Text excerpt =>

>>>>

Let S be a semigroup. A congruence ρ on S is called idempotent pure if eρ⊆E _S for every e∈E _S . Note that if S is idempotent-surjective, then ρ is idempotent pure if and only if \(\operatorname{ker}\rho = E_{S}\). Let \(\mathcal{E}\) be an equivalence relation on S induced by the partition: {E _S ,S∖E _S }. Then \(\mathcal{E}^{\flat}\) (defined in [13], see p. 27) is the greatest idempotent pure congruence on S. Put \(\tau = \mathcal{E}^{\flat}\). Then (see [13], p. 28)

$$\tau = \bigl\{(a, b)\in S \times S: \forall x, y\in S^1~[xay\in E_S \iff xby\in E_S]\bigr\}. $$

Finally, if S is E-inversive, then τ⊆σ. Indeed, let (a,b)∈τ and b ^∗∈W(b). Then bb ^∗∈E _S ,(ab ^∗,bb ^∗)∈τ. Hence \(ab^{*} \in E_{S} \subseteq \operatorname{ker}\sigma\). In the light of Proposition 3.4, (a,b)∈σ, as exactly required. In the following corollary we give an alternative proof of this fact.

Corollary 4.8

If ρ is a congruence on an idempotent-surjective E-semigroup S, then \(\operatorname{ker}(\rho \lor \sigma) = (\operatorname{ker}\rho)\omega\). In particular, τ⊆σ.

<<<<

Dataset content =>
>>>>

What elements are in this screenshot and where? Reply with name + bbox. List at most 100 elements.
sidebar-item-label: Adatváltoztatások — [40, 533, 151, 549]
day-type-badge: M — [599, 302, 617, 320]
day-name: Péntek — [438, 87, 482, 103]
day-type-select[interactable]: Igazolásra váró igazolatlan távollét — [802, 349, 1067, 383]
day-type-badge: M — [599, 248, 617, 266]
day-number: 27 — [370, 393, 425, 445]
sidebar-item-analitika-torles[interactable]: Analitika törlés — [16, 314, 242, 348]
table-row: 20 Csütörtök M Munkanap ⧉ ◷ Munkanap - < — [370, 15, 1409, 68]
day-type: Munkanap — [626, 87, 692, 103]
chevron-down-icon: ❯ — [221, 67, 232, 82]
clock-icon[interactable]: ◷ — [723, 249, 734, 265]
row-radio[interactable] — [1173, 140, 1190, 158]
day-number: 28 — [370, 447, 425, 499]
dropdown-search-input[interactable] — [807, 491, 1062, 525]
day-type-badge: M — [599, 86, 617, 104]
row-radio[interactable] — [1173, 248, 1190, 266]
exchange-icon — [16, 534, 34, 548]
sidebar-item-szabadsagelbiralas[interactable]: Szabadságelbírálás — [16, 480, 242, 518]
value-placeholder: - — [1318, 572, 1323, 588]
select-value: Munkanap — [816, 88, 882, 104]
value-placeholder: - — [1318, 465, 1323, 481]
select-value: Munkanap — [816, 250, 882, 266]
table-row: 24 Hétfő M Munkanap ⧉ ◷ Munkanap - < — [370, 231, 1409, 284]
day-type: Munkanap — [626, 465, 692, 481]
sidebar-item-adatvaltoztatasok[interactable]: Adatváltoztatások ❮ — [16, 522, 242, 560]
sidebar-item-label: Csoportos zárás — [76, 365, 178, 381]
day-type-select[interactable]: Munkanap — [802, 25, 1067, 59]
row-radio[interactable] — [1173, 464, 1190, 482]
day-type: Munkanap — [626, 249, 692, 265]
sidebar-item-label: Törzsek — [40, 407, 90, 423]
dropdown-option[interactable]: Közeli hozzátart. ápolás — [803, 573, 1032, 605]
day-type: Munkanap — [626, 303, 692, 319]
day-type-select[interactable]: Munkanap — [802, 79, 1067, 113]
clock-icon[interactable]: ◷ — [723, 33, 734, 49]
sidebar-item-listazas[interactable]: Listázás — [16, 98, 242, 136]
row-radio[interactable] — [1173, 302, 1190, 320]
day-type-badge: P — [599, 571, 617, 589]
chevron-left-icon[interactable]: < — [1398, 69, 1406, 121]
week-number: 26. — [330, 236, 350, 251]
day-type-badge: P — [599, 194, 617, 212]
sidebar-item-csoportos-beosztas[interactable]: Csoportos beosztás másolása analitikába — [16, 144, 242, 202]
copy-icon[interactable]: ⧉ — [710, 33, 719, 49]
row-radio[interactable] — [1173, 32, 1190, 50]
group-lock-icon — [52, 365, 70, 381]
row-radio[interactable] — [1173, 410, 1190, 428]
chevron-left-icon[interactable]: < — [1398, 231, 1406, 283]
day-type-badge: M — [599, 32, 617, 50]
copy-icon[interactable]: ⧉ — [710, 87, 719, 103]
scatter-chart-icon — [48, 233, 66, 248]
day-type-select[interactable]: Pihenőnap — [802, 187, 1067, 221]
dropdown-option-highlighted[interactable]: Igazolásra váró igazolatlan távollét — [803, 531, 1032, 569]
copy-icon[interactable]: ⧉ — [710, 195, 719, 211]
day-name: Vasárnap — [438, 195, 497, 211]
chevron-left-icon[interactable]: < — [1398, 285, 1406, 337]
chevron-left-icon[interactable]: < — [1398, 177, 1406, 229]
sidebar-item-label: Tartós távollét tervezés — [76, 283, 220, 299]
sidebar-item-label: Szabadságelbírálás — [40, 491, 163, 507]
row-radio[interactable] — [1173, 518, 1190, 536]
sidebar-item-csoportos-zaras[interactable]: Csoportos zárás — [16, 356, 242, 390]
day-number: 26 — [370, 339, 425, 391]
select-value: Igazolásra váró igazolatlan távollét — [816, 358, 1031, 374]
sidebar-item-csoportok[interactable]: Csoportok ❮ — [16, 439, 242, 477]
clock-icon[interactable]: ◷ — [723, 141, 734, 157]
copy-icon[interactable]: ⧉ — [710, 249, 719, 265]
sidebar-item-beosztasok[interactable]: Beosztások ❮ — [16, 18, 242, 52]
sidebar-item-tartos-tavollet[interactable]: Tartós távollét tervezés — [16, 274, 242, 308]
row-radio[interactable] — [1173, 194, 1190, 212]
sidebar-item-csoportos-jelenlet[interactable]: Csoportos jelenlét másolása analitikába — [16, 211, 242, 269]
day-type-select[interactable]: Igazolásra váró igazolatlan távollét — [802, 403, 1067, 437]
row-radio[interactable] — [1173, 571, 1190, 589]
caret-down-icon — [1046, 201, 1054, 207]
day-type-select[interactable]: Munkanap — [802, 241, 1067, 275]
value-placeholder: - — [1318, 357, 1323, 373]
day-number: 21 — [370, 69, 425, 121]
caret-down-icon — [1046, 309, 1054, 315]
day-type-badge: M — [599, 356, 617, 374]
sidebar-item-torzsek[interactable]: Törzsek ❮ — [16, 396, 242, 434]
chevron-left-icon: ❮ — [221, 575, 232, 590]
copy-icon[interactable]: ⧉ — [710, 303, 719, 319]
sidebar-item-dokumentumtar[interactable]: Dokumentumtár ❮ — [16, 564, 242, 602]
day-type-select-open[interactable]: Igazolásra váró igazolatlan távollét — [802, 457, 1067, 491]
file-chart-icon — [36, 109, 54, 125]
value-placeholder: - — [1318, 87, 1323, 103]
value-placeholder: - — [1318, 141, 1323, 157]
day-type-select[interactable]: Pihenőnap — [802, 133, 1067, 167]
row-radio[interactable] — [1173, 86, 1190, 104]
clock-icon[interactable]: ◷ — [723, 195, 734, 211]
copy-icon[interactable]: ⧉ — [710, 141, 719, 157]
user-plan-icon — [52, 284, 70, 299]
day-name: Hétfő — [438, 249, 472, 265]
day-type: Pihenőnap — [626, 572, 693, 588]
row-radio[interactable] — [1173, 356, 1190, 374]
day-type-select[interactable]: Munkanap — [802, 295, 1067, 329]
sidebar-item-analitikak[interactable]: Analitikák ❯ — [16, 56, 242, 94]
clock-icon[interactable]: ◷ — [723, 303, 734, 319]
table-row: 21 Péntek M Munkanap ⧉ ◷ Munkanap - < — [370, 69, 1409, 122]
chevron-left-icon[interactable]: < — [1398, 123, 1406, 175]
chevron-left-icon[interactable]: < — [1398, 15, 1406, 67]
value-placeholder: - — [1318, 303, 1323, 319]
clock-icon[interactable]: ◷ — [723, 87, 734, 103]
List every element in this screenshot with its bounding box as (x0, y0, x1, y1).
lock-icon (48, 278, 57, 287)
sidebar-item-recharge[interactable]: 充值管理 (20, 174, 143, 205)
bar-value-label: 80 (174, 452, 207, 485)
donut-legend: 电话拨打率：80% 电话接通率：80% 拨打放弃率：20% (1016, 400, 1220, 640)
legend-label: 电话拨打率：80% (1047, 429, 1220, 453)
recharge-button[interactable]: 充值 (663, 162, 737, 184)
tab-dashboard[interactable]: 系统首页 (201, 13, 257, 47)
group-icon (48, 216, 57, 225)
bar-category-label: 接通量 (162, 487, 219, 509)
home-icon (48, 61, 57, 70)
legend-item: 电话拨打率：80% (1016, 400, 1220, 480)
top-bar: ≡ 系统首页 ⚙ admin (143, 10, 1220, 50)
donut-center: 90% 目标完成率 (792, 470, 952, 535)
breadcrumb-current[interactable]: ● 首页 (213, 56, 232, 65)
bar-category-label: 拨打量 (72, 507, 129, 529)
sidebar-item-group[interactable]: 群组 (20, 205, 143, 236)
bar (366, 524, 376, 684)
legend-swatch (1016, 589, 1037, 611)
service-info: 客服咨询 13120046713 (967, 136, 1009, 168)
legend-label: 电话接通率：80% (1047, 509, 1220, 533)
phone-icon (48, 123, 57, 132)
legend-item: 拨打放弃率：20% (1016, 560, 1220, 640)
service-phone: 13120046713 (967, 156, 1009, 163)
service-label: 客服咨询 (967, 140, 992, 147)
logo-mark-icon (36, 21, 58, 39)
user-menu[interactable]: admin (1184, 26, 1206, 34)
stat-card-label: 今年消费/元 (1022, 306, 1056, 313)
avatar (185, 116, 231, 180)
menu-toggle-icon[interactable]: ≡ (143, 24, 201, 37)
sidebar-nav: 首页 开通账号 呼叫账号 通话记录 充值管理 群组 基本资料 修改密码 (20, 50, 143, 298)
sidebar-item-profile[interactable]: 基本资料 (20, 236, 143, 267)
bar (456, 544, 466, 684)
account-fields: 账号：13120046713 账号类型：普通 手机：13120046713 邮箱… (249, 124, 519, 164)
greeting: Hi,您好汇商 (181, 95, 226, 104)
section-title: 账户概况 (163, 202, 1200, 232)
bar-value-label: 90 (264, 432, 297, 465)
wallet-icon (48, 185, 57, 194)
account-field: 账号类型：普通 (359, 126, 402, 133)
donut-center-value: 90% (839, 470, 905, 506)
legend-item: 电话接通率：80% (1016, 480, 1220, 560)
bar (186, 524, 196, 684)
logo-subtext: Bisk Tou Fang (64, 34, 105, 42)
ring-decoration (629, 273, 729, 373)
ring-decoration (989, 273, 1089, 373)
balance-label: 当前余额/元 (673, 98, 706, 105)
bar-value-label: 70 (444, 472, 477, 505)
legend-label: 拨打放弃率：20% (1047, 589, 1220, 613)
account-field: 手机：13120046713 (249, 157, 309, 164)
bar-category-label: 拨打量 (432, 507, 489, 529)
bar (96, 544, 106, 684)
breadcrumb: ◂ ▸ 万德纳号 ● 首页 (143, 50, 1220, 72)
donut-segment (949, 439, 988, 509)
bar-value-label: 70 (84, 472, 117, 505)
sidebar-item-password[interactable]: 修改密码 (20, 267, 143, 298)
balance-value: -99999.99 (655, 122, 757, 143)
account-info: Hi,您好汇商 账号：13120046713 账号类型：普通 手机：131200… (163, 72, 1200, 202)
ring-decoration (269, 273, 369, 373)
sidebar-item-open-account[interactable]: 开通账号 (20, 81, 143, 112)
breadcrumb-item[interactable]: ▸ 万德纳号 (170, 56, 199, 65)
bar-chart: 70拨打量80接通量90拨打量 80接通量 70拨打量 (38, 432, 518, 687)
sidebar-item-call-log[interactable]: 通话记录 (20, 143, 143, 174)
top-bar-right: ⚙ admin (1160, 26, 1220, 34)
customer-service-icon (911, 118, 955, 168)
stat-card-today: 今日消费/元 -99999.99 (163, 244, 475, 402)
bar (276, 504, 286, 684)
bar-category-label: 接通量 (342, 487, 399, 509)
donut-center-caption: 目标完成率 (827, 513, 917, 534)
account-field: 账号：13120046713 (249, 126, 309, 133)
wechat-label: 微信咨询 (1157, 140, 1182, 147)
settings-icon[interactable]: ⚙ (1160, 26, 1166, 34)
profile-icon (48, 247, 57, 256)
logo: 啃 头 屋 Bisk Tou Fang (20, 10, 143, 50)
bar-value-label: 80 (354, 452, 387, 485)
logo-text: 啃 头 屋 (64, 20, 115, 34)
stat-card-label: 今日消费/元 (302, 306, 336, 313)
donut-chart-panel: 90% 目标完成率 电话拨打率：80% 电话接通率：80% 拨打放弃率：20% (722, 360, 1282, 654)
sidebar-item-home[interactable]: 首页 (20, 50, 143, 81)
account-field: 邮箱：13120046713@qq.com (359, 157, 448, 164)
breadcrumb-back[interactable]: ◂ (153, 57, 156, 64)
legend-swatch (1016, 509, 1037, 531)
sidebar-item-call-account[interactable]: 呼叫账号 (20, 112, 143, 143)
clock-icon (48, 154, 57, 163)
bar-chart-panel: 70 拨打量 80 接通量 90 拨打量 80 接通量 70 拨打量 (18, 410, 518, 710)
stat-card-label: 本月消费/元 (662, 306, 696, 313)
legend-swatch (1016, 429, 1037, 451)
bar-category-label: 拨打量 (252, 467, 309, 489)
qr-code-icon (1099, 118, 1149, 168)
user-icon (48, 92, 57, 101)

<<<<

Given instruction => Please translate this sentence from the excerpt on semigroup congruences into Spanish: "In the following corollary we give an alternative proof of this fact."

Result of the exercise => En el siguiente corolario damos una demostración alternativa de este hecho.